*SET TASK*:
Could you copy the lines below, starting with the line containing "data-point-new [925,616,932,623]" and ending with the line containing "data-point-new [811,504,818,511]", both included, keeping every character unchanged?

*DATA LISTING*:
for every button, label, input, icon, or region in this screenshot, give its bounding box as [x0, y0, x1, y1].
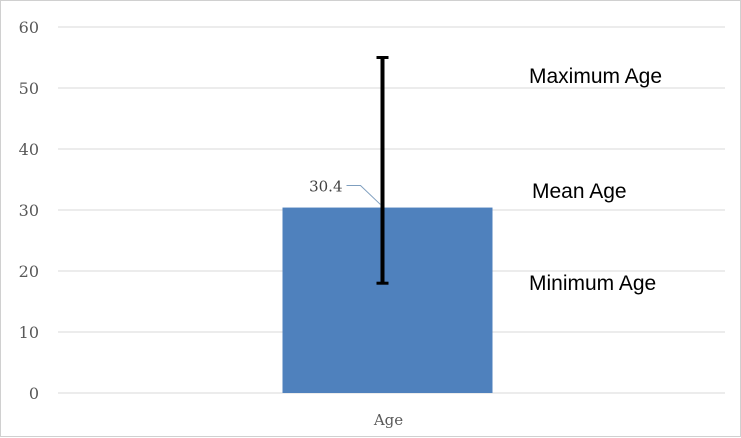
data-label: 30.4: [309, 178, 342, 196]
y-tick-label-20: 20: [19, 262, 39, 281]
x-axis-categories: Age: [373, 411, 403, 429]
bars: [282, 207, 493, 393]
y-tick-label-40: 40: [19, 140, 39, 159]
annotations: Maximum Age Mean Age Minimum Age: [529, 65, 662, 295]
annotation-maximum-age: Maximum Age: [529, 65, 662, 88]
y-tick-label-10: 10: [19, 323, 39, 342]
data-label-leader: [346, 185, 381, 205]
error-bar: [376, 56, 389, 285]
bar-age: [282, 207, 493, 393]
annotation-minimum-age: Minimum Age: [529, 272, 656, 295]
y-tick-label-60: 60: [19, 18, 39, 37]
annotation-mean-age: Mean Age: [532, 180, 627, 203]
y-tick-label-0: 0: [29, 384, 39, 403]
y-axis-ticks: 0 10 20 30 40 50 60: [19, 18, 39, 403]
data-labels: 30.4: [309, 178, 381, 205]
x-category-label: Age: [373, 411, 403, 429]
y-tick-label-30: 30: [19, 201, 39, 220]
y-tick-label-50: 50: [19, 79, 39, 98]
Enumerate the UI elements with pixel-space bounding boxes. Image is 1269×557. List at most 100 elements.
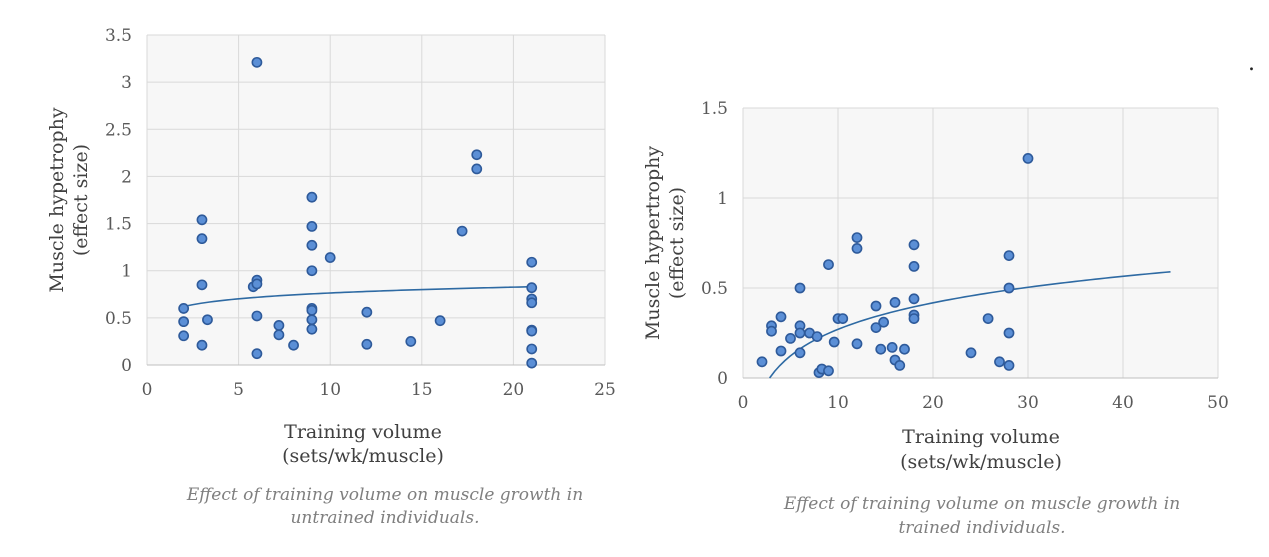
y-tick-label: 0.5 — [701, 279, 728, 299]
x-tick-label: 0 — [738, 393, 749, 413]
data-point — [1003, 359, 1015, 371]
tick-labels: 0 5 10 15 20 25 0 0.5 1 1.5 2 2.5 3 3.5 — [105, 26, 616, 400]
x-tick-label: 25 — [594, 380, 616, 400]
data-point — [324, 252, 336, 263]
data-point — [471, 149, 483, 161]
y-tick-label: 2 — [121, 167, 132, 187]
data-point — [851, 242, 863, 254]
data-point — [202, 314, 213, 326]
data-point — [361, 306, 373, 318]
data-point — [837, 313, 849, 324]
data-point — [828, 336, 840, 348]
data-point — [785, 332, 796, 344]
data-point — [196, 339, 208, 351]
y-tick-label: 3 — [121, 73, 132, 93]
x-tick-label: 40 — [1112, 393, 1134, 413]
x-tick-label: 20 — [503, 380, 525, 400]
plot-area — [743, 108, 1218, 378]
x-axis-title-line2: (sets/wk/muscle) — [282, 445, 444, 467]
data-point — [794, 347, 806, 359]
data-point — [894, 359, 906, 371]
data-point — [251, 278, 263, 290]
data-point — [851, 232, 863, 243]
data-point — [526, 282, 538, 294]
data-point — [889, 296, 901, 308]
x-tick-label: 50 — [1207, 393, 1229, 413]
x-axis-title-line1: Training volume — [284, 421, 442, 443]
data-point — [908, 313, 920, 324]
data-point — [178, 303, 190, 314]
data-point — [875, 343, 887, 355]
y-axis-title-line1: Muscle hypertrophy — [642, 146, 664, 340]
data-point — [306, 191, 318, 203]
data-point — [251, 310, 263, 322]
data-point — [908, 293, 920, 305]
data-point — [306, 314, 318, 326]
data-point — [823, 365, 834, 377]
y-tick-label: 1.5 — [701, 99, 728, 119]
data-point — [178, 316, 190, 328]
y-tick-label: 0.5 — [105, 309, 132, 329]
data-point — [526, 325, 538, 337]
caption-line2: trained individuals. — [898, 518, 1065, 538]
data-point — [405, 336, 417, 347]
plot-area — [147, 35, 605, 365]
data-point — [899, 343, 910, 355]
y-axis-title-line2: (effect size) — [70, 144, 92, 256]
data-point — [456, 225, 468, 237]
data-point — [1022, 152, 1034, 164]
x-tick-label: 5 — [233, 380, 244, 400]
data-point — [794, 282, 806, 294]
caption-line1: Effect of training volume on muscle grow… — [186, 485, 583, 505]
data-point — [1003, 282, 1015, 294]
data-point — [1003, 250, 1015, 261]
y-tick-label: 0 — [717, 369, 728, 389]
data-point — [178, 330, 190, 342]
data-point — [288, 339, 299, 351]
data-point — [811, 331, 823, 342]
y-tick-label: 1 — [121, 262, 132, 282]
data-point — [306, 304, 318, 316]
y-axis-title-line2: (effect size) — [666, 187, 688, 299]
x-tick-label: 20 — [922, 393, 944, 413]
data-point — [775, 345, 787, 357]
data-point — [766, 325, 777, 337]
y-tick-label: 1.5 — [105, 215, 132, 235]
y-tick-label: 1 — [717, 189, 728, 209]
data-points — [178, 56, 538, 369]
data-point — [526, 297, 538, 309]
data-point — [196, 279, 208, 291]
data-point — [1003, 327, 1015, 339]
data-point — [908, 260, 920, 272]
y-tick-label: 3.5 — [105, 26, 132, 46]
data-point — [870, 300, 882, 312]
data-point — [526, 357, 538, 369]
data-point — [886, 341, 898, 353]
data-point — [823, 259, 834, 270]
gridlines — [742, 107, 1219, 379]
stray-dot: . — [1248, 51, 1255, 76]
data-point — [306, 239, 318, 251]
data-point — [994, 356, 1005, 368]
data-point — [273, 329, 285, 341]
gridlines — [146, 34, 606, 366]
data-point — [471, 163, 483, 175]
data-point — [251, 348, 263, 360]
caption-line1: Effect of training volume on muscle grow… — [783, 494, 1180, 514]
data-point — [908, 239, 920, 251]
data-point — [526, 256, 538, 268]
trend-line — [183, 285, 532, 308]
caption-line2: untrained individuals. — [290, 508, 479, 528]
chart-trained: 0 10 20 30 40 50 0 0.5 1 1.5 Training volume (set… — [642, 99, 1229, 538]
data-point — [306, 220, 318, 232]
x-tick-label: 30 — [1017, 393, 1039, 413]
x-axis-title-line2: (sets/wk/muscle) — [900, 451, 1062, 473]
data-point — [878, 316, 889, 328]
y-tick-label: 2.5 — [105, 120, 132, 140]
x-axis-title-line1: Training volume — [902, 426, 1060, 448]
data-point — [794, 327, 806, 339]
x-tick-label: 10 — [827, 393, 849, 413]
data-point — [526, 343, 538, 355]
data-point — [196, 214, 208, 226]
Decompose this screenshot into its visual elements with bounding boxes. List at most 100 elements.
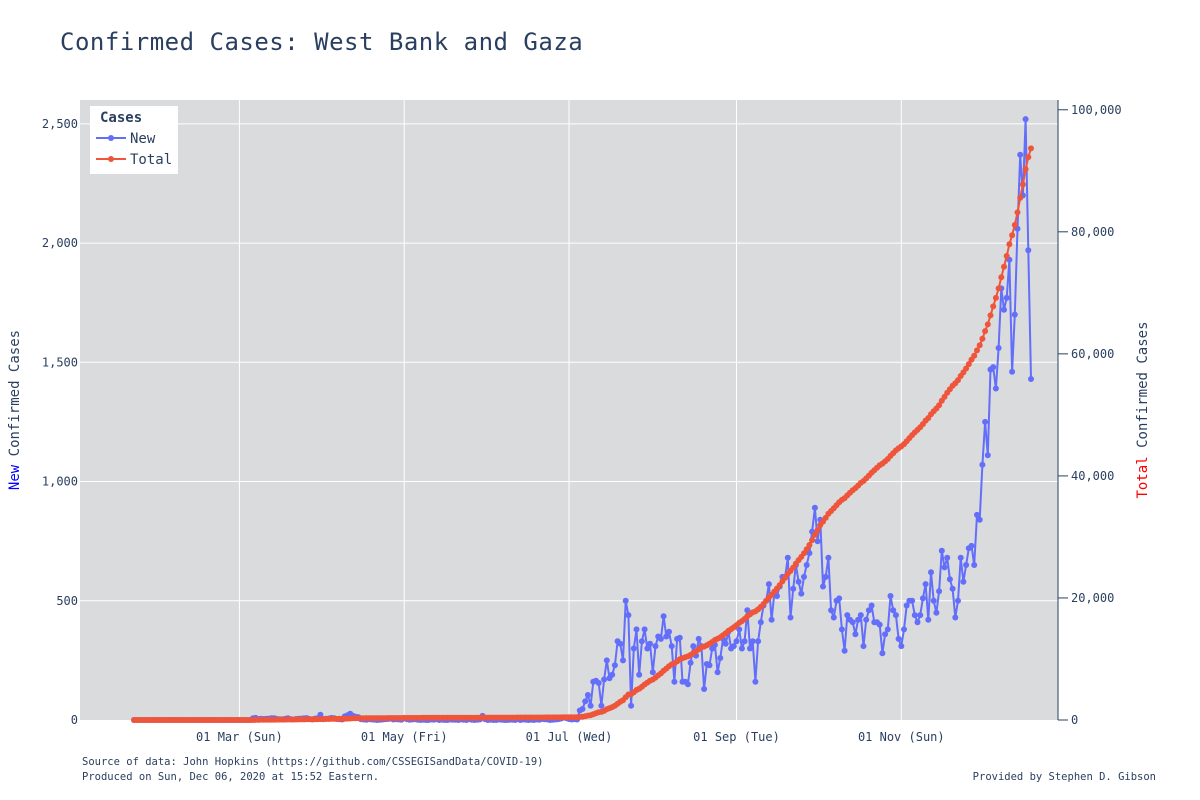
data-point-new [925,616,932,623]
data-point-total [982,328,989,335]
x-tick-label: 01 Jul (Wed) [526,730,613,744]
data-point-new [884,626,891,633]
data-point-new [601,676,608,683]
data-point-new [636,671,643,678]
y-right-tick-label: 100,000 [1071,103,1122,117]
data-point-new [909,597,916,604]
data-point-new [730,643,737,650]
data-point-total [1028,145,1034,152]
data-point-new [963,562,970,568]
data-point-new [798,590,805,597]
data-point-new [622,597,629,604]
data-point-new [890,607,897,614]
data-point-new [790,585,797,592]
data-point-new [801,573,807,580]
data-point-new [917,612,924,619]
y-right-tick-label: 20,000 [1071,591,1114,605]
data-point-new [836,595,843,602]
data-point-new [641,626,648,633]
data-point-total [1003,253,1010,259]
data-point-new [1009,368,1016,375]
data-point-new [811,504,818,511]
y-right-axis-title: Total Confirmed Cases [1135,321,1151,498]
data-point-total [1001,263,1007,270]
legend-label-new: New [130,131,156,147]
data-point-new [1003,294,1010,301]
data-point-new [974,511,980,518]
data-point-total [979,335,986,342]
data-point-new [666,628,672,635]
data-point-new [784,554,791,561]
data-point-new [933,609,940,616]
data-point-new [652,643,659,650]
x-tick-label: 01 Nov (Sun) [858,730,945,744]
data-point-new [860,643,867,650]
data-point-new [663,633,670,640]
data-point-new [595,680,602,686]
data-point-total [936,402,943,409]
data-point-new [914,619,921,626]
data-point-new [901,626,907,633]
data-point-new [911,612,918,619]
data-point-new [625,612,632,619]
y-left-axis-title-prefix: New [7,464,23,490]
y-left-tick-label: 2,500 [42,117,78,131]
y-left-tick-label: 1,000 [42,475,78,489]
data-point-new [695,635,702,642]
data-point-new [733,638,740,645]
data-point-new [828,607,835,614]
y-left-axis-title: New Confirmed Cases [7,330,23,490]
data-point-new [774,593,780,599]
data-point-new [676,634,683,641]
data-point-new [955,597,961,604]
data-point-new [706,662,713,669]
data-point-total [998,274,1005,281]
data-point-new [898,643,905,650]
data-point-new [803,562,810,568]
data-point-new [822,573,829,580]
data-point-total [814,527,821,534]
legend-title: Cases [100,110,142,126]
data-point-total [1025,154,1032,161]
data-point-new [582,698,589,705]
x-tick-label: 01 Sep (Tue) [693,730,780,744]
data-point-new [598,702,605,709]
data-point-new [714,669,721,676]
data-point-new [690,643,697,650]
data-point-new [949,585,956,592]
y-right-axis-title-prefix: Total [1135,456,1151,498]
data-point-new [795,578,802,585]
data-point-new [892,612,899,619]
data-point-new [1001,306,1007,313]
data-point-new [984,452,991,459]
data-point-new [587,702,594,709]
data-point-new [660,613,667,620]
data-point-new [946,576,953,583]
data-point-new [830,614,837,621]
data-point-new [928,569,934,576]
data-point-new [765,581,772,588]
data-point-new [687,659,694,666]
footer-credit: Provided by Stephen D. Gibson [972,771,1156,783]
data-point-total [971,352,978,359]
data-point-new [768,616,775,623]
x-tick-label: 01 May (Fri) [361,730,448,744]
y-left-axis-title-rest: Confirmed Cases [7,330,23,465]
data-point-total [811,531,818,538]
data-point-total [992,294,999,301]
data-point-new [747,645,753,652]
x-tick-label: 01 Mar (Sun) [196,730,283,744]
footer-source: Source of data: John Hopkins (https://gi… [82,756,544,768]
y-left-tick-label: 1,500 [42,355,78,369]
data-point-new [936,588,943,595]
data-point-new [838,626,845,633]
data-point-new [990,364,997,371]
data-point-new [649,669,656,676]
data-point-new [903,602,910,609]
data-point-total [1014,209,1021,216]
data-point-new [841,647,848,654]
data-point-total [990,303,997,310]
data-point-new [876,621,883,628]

*SOLVED EXERCISE*:
data-point-new [925,616,932,623]
data-point-total [982,328,989,335]
x-tick-label: 01 Jul (Wed) [526,730,613,744]
data-point-new [884,626,891,633]
data-point-new [601,676,608,683]
data-point-new [636,671,643,678]
y-right-tick-label: 100,000 [1071,103,1122,117]
data-point-new [909,597,916,604]
data-point-new [730,643,737,650]
data-point-total [1028,145,1034,152]
data-point-new [963,562,970,568]
data-point-new [798,590,805,597]
data-point-new [622,597,629,604]
data-point-new [890,607,897,614]
data-point-new [790,585,797,592]
data-point-new [801,573,807,580]
data-point-new [917,612,924,619]
y-right-tick-label: 20,000 [1071,591,1114,605]
data-point-new [836,595,843,602]
data-point-new [641,626,648,633]
data-point-total [1003,253,1010,259]
data-point-new [1009,368,1016,375]
data-point-new [811,504,818,511]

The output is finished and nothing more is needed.